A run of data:
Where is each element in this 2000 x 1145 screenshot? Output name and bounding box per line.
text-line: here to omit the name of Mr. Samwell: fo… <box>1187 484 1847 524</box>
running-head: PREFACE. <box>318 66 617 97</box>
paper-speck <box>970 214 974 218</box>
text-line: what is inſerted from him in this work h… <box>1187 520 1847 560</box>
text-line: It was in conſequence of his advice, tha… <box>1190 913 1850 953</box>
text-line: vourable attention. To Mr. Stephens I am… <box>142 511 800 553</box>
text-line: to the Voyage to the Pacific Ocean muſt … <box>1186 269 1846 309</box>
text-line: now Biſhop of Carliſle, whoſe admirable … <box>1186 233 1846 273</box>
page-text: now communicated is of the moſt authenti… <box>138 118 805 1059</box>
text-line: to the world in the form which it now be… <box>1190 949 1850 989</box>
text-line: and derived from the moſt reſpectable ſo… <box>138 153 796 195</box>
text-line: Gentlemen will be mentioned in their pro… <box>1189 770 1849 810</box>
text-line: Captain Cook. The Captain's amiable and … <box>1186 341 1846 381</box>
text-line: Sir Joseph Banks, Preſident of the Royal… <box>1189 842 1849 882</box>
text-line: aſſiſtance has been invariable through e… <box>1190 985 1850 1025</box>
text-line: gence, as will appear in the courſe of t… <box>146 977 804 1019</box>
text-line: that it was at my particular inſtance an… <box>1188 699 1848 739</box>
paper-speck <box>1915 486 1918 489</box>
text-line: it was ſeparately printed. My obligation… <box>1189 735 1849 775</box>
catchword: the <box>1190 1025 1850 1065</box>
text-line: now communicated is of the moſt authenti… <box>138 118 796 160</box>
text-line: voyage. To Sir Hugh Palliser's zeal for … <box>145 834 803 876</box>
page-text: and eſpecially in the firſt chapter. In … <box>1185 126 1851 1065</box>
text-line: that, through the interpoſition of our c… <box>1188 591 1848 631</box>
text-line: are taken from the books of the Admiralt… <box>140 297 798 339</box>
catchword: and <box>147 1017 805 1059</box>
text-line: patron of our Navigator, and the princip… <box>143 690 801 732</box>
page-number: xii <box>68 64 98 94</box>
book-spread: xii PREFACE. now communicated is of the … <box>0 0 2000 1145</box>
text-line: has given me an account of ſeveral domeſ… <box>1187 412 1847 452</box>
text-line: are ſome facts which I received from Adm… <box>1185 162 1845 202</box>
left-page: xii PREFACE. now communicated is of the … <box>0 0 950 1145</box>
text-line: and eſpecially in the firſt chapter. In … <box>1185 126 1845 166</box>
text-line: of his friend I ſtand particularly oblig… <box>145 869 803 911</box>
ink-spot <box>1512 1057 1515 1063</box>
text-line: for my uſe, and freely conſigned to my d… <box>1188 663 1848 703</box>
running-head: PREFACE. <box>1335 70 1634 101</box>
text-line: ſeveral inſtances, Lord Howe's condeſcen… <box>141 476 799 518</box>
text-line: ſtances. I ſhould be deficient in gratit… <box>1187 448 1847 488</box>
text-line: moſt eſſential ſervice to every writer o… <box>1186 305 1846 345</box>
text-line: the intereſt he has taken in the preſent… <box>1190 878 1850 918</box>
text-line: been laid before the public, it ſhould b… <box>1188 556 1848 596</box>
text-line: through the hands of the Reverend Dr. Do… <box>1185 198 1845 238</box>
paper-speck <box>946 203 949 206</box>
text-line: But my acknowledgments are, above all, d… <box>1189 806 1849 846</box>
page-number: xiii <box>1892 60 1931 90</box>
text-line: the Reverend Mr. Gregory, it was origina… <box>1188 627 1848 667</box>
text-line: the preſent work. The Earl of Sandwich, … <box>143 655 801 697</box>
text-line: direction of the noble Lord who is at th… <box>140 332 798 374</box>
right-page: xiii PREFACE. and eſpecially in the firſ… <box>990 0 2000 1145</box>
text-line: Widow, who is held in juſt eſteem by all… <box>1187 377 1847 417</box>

Your instructions: Copy out the data above word for word, keeping every line as it is.

Result of this task:
Where is each element in this 2000 x 1145 screenshot? Output name and bounding box per line.
text-line: here to omit the name of Mr. Samwell: fo… <box>1187 484 1847 524</box>
running-head: PREFACE. <box>318 66 617 97</box>
paper-speck <box>970 214 974 218</box>
text-line: what is inſerted from him in this work h… <box>1187 520 1847 560</box>
text-line: It was in conſequence of his advice, tha… <box>1190 913 1850 953</box>
text-line: vourable attention. To Mr. Stephens I am… <box>142 511 800 553</box>
text-line: to the Voyage to the Pacific Ocean muſt … <box>1186 269 1846 309</box>
text-line: now Biſhop of Carliſle, whoſe admirable … <box>1186 233 1846 273</box>
page-text: now communicated is of the moſt authenti… <box>138 118 805 1059</box>
text-line: to the world in the form which it now be… <box>1190 949 1850 989</box>
text-line: and derived from the moſt reſpectable ſo… <box>138 153 796 195</box>
text-line: Gentlemen will be mentioned in their pro… <box>1189 770 1849 810</box>
text-line: Captain Cook. The Captain's amiable and … <box>1186 341 1846 381</box>
text-line: Sir Joseph Banks, Preſident of the Royal… <box>1189 842 1849 882</box>
text-line: aſſiſtance has been invariable through e… <box>1190 985 1850 1025</box>
text-line: gence, as will appear in the courſe of t… <box>146 977 804 1019</box>
text-line: that it was at my particular inſtance an… <box>1188 699 1848 739</box>
paper-speck <box>1915 486 1918 489</box>
text-line: it was ſeparately printed. My obligation… <box>1189 735 1849 775</box>
catchword: the <box>1190 1025 1850 1065</box>
text-line: now communicated is of the moſt authenti… <box>138 118 796 160</box>
text-line: voyage. To Sir Hugh Palliser's zeal for … <box>145 834 803 876</box>
page-text: and eſpecially in the firſt chapter. In … <box>1185 126 1851 1065</box>
text-line: that, through the interpoſition of our c… <box>1188 591 1848 631</box>
text-line: are taken from the books of the Admiralt… <box>140 297 798 339</box>
catchword: and <box>147 1017 805 1059</box>
text-line: patron of our Navigator, and the princip… <box>143 690 801 732</box>
page-number: xii <box>68 64 98 94</box>
book-spread: xii PREFACE. now communicated is of the … <box>0 0 2000 1145</box>
text-line: has given me an account of ſeveral domeſ… <box>1187 412 1847 452</box>
text-line: are ſome facts which I received from Adm… <box>1185 162 1845 202</box>
left-page: xii PREFACE. now communicated is of the … <box>0 0 950 1145</box>
text-line: and eſpecially in the firſt chapter. In … <box>1185 126 1845 166</box>
text-line: of his friend I ſtand particularly oblig… <box>145 869 803 911</box>
ink-spot <box>1512 1057 1515 1063</box>
text-line: for my uſe, and freely conſigned to my d… <box>1188 663 1848 703</box>
running-head: PREFACE. <box>1335 70 1634 101</box>
text-line: ſeveral inſtances, Lord Howe's condeſcen… <box>141 476 799 518</box>
text-line: ſtances. I ſhould be deficient in gratit… <box>1187 448 1847 488</box>
text-line: moſt eſſential ſervice to every writer o… <box>1186 305 1846 345</box>
text-line: the intereſt he has taken in the preſent… <box>1190 878 1850 918</box>
text-line: been laid before the public, it ſhould b… <box>1188 556 1848 596</box>
text-line: through the hands of the Reverend Dr. Do… <box>1185 198 1845 238</box>
paper-speck <box>946 203 949 206</box>
text-line: But my acknowledgments are, above all, d… <box>1189 806 1849 846</box>
page-number: xiii <box>1892 60 1931 90</box>
text-line: the Reverend Mr. Gregory, it was origina… <box>1188 627 1848 667</box>
text-line: the preſent work. The Earl of Sandwich, … <box>143 655 801 697</box>
text-line: direction of the noble Lord who is at th… <box>140 332 798 374</box>
right-page: xiii PREFACE. and eſpecially in the firſ… <box>990 0 2000 1145</box>
text-line: Widow, who is held in juſt eſteem by all… <box>1187 377 1847 417</box>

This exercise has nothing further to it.